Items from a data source
┌──
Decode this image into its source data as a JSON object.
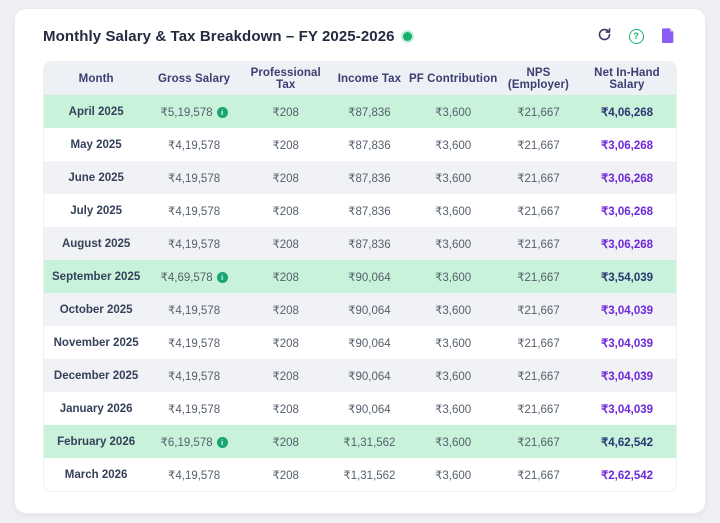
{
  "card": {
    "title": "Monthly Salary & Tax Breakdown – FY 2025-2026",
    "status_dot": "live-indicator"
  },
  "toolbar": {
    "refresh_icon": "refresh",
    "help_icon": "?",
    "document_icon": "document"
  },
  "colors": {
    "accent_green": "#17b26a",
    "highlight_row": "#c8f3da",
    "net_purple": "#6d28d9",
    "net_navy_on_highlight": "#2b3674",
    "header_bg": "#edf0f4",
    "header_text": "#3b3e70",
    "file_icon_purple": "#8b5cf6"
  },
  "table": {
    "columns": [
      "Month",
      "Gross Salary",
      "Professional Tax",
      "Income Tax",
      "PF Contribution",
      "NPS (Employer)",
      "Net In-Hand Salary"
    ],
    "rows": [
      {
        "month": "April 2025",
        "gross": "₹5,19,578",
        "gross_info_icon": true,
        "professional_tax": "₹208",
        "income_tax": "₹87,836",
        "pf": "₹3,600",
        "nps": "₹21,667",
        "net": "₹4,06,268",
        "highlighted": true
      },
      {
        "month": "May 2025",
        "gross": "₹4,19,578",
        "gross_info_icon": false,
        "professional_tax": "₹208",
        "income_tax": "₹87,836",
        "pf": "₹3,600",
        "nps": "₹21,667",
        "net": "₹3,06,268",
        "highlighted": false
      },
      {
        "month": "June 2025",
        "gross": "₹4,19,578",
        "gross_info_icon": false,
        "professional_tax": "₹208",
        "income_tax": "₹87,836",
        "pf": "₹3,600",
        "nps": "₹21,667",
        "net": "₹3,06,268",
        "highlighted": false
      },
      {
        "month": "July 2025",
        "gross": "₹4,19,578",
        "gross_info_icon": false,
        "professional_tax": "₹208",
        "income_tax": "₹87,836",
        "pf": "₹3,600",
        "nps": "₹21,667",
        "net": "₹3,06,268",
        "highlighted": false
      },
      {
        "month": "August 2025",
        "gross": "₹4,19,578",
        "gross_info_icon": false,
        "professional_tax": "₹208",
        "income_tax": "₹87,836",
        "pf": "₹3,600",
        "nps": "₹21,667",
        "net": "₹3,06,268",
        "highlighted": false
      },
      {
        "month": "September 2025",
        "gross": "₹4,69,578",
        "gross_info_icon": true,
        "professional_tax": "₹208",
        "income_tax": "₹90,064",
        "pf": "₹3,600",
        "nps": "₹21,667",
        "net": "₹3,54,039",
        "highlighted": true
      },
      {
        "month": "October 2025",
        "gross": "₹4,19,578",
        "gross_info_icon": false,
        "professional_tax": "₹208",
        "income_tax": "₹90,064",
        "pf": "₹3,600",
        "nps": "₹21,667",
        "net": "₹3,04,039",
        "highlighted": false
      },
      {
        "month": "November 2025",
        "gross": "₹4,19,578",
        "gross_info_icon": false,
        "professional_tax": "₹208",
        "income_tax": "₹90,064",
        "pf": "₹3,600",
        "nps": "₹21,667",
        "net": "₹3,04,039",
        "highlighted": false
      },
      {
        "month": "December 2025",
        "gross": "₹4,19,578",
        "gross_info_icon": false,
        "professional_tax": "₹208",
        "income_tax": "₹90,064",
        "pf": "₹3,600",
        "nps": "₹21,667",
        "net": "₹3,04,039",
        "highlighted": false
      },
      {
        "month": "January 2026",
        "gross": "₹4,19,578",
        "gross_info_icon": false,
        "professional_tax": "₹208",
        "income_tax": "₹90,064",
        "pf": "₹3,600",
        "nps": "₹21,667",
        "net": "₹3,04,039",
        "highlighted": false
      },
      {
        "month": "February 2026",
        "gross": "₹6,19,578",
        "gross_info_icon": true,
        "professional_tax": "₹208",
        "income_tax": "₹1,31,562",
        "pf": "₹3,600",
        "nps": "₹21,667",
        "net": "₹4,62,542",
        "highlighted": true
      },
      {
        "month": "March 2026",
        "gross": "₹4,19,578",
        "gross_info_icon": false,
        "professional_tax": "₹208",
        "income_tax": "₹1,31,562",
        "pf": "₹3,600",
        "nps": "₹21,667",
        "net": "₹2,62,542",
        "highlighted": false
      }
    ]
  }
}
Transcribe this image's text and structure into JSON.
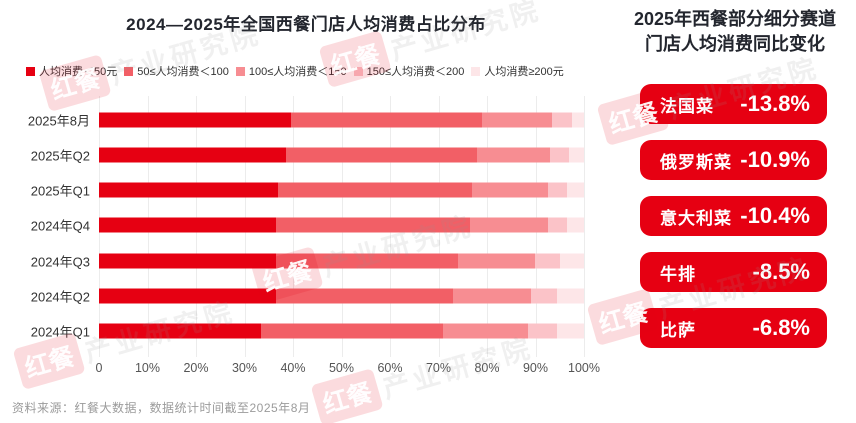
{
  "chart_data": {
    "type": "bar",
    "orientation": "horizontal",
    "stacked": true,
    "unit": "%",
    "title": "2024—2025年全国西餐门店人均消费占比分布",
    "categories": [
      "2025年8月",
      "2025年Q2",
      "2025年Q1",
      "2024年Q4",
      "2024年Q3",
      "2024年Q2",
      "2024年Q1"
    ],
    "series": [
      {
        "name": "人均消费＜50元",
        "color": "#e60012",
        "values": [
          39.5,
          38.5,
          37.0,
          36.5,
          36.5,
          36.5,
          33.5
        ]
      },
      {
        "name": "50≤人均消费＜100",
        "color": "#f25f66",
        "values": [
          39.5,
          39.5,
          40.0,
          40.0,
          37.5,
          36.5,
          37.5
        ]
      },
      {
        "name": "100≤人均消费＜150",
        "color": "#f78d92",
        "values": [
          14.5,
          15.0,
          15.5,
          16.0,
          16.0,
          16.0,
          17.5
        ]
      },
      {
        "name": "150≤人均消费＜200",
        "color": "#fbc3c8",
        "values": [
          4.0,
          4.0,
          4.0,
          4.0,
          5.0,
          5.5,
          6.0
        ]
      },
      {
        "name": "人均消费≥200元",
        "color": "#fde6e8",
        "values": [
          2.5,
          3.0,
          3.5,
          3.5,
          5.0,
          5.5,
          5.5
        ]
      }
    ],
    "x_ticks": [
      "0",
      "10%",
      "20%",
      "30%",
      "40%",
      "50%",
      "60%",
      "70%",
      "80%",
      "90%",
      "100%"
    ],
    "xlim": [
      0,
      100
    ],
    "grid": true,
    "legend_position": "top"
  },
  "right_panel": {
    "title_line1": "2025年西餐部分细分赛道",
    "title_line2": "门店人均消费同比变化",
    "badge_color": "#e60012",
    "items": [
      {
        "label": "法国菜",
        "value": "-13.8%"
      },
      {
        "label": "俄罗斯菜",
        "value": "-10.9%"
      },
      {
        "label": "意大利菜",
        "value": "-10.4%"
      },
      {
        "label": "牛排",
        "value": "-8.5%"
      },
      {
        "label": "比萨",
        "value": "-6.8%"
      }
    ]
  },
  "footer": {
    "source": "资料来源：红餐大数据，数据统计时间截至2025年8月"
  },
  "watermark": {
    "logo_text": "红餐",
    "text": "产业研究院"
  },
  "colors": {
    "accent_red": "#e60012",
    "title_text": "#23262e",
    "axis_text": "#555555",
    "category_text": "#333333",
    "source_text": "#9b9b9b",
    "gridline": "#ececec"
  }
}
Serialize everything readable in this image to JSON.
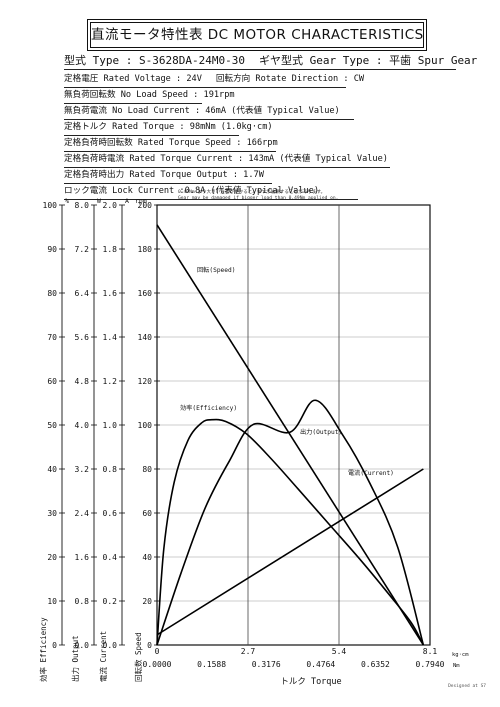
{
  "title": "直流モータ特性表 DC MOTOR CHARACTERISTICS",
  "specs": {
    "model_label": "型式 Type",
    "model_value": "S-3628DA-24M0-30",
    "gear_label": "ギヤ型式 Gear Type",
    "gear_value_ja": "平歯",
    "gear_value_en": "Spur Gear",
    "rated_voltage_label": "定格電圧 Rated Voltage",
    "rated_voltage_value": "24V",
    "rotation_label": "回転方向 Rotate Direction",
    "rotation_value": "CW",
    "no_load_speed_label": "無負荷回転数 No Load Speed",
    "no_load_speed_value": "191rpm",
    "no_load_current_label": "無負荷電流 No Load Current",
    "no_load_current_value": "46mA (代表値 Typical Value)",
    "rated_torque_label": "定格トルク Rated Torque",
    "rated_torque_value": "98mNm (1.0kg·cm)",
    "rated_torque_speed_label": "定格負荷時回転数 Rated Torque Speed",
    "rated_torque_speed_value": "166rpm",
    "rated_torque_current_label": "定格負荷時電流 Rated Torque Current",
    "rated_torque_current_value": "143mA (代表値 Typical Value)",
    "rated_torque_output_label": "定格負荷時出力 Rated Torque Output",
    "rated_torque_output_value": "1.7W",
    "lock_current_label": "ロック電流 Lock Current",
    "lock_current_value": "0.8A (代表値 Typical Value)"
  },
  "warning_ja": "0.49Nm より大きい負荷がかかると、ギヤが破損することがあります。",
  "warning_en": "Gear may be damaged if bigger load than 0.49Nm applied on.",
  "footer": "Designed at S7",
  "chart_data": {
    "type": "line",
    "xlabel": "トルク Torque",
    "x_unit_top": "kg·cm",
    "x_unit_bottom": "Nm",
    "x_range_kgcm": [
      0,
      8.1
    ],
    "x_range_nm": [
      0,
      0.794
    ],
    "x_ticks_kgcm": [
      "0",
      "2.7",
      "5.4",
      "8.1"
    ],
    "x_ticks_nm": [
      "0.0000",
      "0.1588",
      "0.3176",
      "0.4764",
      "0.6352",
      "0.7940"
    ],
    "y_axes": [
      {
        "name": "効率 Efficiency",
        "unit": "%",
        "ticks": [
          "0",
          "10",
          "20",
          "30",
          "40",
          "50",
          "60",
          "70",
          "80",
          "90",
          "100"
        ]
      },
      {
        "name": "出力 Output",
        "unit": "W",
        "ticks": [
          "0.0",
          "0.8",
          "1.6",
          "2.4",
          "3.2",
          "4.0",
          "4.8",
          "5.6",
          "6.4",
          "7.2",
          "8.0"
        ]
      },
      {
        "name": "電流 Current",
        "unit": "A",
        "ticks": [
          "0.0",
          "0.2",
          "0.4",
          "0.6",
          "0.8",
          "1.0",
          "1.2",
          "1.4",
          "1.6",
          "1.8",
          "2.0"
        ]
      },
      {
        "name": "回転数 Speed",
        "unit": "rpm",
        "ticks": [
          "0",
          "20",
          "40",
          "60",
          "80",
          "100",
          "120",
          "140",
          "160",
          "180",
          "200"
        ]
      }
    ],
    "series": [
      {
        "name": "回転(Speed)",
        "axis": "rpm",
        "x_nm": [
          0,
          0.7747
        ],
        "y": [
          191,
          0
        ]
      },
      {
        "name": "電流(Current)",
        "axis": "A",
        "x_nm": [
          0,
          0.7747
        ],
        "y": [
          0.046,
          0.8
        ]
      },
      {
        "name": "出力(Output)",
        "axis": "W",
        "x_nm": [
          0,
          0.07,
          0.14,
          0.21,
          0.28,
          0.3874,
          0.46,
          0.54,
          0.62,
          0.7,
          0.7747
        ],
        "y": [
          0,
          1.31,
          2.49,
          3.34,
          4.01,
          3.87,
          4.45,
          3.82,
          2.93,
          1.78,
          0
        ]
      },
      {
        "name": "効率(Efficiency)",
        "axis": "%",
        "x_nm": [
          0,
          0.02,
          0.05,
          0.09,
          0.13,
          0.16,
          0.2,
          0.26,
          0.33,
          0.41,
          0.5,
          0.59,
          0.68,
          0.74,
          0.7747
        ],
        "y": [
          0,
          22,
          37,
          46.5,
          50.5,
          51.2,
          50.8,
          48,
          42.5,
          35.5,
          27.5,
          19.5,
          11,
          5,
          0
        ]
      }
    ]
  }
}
└──
STATED TASK
Tally up the lines holding the string "JSON" in this listing, and report the total alone.

OUTPUT OF THE EXERCISE
3